## WRITTEN REQUEST:
Return all of the lines below exactly as they are.

= = = = = = =

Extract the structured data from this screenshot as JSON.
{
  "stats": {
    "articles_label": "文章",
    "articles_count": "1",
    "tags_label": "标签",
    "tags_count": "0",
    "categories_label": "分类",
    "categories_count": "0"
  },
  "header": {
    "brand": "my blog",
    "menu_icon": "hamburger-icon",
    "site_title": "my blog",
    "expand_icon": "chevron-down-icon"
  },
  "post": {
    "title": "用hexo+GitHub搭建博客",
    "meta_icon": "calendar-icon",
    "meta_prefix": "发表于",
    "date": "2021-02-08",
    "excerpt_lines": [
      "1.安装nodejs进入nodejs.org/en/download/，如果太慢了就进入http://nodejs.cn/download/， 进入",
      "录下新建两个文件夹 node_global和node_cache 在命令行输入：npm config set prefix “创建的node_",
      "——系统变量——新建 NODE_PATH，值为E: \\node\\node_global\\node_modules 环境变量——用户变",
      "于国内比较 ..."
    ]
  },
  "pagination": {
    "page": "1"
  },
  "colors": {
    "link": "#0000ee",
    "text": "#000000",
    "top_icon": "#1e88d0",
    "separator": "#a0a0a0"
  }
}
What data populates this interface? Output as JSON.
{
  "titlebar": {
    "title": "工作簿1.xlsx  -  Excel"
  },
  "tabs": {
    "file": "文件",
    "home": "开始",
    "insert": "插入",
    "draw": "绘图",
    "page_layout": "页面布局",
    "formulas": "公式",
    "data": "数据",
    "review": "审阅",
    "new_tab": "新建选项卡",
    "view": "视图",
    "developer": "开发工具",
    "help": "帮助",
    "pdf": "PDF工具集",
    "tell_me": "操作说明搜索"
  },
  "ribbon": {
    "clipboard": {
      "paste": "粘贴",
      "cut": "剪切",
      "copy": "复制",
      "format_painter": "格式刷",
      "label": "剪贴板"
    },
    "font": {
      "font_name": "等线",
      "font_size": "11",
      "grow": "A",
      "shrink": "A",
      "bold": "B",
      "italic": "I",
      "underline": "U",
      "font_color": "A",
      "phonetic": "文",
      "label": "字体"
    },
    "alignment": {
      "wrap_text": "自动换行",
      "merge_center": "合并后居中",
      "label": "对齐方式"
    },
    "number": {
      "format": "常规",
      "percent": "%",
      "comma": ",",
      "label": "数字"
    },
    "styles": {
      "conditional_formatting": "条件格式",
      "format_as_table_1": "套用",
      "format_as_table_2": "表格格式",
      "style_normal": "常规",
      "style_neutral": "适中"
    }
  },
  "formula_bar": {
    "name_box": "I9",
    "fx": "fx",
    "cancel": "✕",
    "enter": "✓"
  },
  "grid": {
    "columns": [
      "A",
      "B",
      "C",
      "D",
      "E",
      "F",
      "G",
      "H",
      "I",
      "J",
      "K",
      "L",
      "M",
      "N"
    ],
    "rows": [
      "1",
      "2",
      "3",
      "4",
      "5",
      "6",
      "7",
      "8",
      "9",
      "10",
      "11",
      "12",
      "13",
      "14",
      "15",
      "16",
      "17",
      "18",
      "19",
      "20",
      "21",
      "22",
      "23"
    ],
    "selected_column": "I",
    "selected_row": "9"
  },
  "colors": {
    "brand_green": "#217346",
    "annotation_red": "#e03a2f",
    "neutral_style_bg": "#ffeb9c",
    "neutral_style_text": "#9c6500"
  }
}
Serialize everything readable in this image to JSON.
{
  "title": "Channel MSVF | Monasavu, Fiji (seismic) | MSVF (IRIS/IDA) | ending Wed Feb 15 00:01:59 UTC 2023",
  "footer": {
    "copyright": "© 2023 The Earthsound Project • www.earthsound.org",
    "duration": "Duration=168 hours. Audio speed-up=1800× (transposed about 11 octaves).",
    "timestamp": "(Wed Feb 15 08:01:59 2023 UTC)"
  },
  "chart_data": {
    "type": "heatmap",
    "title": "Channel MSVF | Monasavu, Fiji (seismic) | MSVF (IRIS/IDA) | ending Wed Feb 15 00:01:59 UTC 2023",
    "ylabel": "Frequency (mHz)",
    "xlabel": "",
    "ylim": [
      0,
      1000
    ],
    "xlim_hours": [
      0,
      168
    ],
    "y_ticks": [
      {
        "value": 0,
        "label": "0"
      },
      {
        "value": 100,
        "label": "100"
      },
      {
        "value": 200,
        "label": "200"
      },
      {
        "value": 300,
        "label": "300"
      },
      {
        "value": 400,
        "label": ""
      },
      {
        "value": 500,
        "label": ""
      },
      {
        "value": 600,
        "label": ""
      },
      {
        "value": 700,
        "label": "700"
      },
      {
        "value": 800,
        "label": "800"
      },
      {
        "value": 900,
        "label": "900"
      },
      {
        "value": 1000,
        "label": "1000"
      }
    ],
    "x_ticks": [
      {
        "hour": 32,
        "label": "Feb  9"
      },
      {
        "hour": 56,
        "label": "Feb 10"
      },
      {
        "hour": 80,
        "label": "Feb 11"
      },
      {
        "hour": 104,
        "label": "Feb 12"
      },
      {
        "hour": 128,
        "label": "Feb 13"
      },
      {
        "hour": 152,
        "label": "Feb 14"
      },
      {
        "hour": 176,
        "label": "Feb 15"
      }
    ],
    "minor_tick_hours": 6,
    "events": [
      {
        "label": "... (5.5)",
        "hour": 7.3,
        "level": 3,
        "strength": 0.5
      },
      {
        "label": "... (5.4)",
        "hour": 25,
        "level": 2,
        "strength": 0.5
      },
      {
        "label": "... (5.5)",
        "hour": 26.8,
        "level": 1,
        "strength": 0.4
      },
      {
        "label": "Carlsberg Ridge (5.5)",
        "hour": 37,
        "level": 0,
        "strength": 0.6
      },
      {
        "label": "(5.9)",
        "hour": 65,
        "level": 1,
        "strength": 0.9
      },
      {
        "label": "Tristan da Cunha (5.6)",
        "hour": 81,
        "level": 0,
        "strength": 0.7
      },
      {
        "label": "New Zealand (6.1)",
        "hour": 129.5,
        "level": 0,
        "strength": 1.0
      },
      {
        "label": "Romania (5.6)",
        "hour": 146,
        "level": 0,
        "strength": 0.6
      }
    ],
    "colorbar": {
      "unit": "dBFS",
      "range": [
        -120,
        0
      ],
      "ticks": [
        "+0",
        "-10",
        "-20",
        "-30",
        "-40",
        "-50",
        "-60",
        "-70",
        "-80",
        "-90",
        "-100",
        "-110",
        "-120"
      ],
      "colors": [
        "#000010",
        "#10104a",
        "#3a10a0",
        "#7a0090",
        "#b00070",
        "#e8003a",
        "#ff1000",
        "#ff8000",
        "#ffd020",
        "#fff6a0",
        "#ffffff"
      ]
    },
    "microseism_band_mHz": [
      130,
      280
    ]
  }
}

= = = = = = =

## TASK OUTPUT:
Extract the structured data from this screenshot as JSON.
{
  "stats": {
    "articles_label": "文章",
    "articles_count": "1",
    "tags_label": "标签",
    "tags_count": "0",
    "categories_label": "分类",
    "categories_count": "0"
  },
  "header": {
    "brand": "my blog",
    "menu_icon": "hamburger-icon",
    "site_title": "my blog",
    "expand_icon": "chevron-down-icon"
  },
  "post": {
    "title": "用hexo+GitHub搭建博客",
    "meta_icon": "calendar-icon",
    "meta_prefix": "发表于",
    "date": "2021-02-08",
    "excerpt_lines": [
      "1.安装nodejs进入nodejs.org/en/download/，如果太慢了就进入http://nodejs.cn/download/， 进入",
      "录下新建两个文件夹 node_global和node_cache 在命令行输入：npm config set prefix “创建的node_",
      "——系统变量——新建 NODE_PATH，值为E: \\node\\node_global\\node_modules 环境变量——用户变",
      "于国内比较 ..."
    ]
  },
  "pagination": {
    "page": "1"
  },
  "colors": {
    "link": "#0000ee",
    "text": "#000000",
    "top_icon": "#1e88d0",
    "separator": "#a0a0a0"
  }
}
What data populates this interface? Output as JSON.
{
  "titlebar": {
    "title": "工作簿1.xlsx  -  Excel"
  },
  "tabs": {
    "file": "文件",
    "home": "开始",
    "insert": "插入",
    "draw": "绘图",
    "page_layout": "页面布局",
    "formulas": "公式",
    "data": "数据",
    "review": "审阅",
    "new_tab": "新建选项卡",
    "view": "视图",
    "developer": "开发工具",
    "help": "帮助",
    "pdf": "PDF工具集",
    "tell_me": "操作说明搜索"
  },
  "ribbon": {
    "clipboard": {
      "paste": "粘贴",
      "cut": "剪切",
      "copy": "复制",
      "format_painter": "格式刷",
      "label": "剪贴板"
    },
    "font": {
      "font_name": "等线",
      "font_size": "11",
      "grow": "A",
      "shrink": "A",
      "bold": "B",
      "italic": "I",
      "underline": "U",
      "font_color": "A",
      "phonetic": "文",
      "label": "字体"
    },
    "alignment": {
      "wrap_text": "自动换行",
      "merge_center": "合并后居中",
      "label": "对齐方式"
    },
    "number": {
      "format": "常规",
      "percent": "%",
      "comma": ",",
      "label": "数字"
    },
    "styles": {
      "conditional_formatting": "条件格式",
      "format_as_table_1": "套用",
      "format_as_table_2": "表格格式",
      "style_normal": "常规",
      "style_neutral": "适中"
    }
  },
  "formula_bar": {
    "name_box": "I9",
    "fx": "fx",
    "cancel": "✕",
    "enter": "✓"
  },
  "grid": {
    "columns": [
      "A",
      "B",
      "C",
      "D",
      "E",
      "F",
      "G",
      "H",
      "I",
      "J",
      "K",
      "L",
      "M",
      "N"
    ],
    "rows": [
      "1",
      "2",
      "3",
      "4",
      "5",
      "6",
      "7",
      "8",
      "9",
      "10",
      "11",
      "12",
      "13",
      "14",
      "15",
      "16",
      "17",
      "18",
      "19",
      "20",
      "21",
      "22",
      "23"
    ],
    "selected_column": "I",
    "selected_row": "9"
  },
  "colors": {
    "brand_green": "#217346",
    "annotation_red": "#e03a2f",
    "neutral_style_bg": "#ffeb9c",
    "neutral_style_text": "#9c6500"
  }
}
Serialize everything readable in this image to JSON.
{
  "title": "Channel MSVF | Monasavu, Fiji (seismic) | MSVF (IRIS/IDA) | ending Wed Feb 15 00:01:59 UTC 2023",
  "footer": {
    "copyright": "© 2023 The Earthsound Project • www.earthsound.org",
    "duration": "Duration=168 hours. Audio speed-up=1800× (transposed about 11 octaves).",
    "timestamp": "(Wed Feb 15 08:01:59 2023 UTC)"
  },
  "chart_data": {
    "type": "heatmap",
    "title": "Channel MSVF | Monasavu, Fiji (seismic) | MSVF (IRIS/IDA) | ending Wed Feb 15 00:01:59 UTC 2023",
    "ylabel": "Frequency (mHz)",
    "xlabel": "",
    "ylim": [
      0,
      1000
    ],
    "xlim_hours": [
      0,
      168
    ],
    "y_ticks": [
      {
        "value": 0,
        "label": "0"
      },
      {
        "value": 100,
        "label": "100"
      },
      {
        "value": 200,
        "label": "200"
      },
      {
        "value": 300,
        "label": "300"
      },
      {
        "value": 400,
        "label": ""
      },
      {
        "value": 500,
        "label": ""
      },
      {
        "value": 600,
        "label": ""
      },
      {
        "value": 700,
        "label": "700"
      },
      {
        "value": 800,
        "label": "800"
      },
      {
        "value": 900,
        "label": "900"
      },
      {
        "value": 1000,
        "label": "1000"
      }
    ],
    "x_ticks": [
      {
        "hour": 32,
        "label": "Feb  9"
      },
      {
        "hour": 56,
        "label": "Feb 10"
      },
      {
        "hour": 80,
        "label": "Feb 11"
      },
      {
        "hour": 104,
        "label": "Feb 12"
      },
      {
        "hour": 128,
        "label": "Feb 13"
      },
      {
        "hour": 152,
        "label": "Feb 14"
      },
      {
        "hour": 176,
        "label": "Feb 15"
      }
    ],
    "minor_tick_hours": 6,
    "events": [
      {
        "label": "... (5.5)",
        "hour": 7.3,
        "level": 3,
        "strength": 0.5
      },
      {
        "label": "... (5.4)",
        "hour": 25,
        "level": 2,
        "strength": 0.5
      },
      {
        "label": "... (5.5)",
        "hour": 26.8,
        "level": 1,
        "strength": 0.4
      },
      {
        "label": "Carlsberg Ridge (5.5)",
        "hour": 37,
        "level": 0,
        "strength": 0.6
      },
      {
        "label": "(5.9)",
        "hour": 65,
        "level": 1,
        "strength": 0.9
      },
      {
        "label": "Tristan da Cunha (5.6)",
        "hour": 81,
        "level": 0,
        "strength": 0.7
      },
      {
        "label": "New Zealand (6.1)",
        "hour": 129.5,
        "level": 0,
        "strength": 1.0
      },
      {
        "label": "Romania (5.6)",
        "hour": 146,
        "level": 0,
        "strength": 0.6
      }
    ],
    "colorbar": {
      "unit": "dBFS",
      "range": [
        -120,
        0
      ],
      "ticks": [
        "+0",
        "-10",
        "-20",
        "-30",
        "-40",
        "-50",
        "-60",
        "-70",
        "-80",
        "-90",
        "-100",
        "-110",
        "-120"
      ],
      "colors": [
        "#000010",
        "#10104a",
        "#3a10a0",
        "#7a0090",
        "#b00070",
        "#e8003a",
        "#ff1000",
        "#ff8000",
        "#ffd020",
        "#fff6a0",
        "#ffffff"
      ]
    },
    "microseism_band_mHz": [
      130,
      280
    ]
  }
}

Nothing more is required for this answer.